#### [Task details]
All material below is to be reproduced exactly.

#### [Given information]
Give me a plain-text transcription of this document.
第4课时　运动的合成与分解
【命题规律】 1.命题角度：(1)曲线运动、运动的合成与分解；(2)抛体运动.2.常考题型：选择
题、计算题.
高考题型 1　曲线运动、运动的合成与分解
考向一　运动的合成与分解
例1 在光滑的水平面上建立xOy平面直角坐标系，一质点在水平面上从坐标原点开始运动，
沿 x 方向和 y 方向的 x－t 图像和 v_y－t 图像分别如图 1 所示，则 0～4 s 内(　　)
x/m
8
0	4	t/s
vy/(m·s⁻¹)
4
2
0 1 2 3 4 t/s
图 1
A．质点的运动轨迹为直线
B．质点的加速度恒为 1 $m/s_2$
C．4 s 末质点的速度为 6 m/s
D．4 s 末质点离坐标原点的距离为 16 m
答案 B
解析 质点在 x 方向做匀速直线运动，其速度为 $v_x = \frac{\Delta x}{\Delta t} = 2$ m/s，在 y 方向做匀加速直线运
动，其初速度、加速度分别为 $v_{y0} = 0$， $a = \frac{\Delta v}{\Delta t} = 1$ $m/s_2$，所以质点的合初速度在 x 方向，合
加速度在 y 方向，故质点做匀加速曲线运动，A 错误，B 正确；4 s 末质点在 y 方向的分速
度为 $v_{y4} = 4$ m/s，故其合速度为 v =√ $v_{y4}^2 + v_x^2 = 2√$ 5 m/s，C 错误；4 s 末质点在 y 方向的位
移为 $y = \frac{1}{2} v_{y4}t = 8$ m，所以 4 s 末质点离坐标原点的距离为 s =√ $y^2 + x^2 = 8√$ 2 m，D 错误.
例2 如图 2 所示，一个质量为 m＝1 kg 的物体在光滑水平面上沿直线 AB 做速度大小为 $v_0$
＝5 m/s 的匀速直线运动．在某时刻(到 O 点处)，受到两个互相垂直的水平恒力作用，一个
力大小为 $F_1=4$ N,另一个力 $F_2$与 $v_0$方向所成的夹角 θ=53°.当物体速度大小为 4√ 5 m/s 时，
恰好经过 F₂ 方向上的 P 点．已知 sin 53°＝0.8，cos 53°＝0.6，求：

#### [Complete answer]
Give me a plain-text transcription of this document.
第4课时　运动的合成与分解
【命题规律】 1.命题角度：(1)曲线运动、运动的合成与分解；(2)抛体运动.2.常考题型：选择
题、计算题.
高考题型 1　曲线运动、运动的合成与分解
考向一　运动的合成与分解
例1 在光滑的水平面上建立xOy平面直角坐标系，一质点在水平面上从坐标原点开始运动，
沿 x 方向和 y 方向的 x－t 图像和 v_y－t 图像分别如图 1 所示，则 0～4 s 内(　　)
x/m
8
0	4	t/s
vy/(m·s⁻¹)
4
2
0 1 2 3 4 t/s
图 1
A．质点的运动轨迹为直线
B．质点的加速度恒为 1 $m/s_2$
C．4 s 末质点的速度为 6 m/s
D．4 s 末质点离坐标原点的距离为 16 m
答案 B
解析 质点在 x 方向做匀速直线运动，其速度为 $v_x = \frac{\Delta x}{\Delta t} = 2$ m/s，在 y 方向做匀加速直线运
动，其初速度、加速度分别为 $v_{y0} = 0$， $a = \frac{\Delta v}{\Delta t} = 1$ $m/s_2$，所以质点的合初速度在 x 方向，合
加速度在 y 方向，故质点做匀加速曲线运动，A 错误，B 正确；4 s 末质点在 y 方向的分速
度为 $v_{y4} = 4$ m/s，故其合速度为 v =√ $v_{y4}^2 + v_x^2 = 2√$ 5 m/s，C 错误；4 s 末质点在 y 方向的位
移为 $y = \frac{1}{2} v_{y4}t = 8$ m，所以 4 s 末质点离坐标原点的距离为 s =√ $y^2 + x^2 = 8√$ 2 m，D 错误.
例2 如图 2 所示，一个质量为 m＝1 kg 的物体在光滑水平面上沿直线 AB 做速度大小为 $v_0$
＝5 m/s 的匀速直线运动．在某时刻(到 O 点处)，受到两个互相垂直的水平恒力作用，一个
力大小为 $F_1=4$ N,另一个力 $F_2$与 $v_0$方向所成的夹角 θ=53°.当物体速度大小为 4√ 5 m/s 时，
恰好经过 F₂ 方向上的 P 点．已知 sin 53°＝0.8，cos 53°＝0.6，求：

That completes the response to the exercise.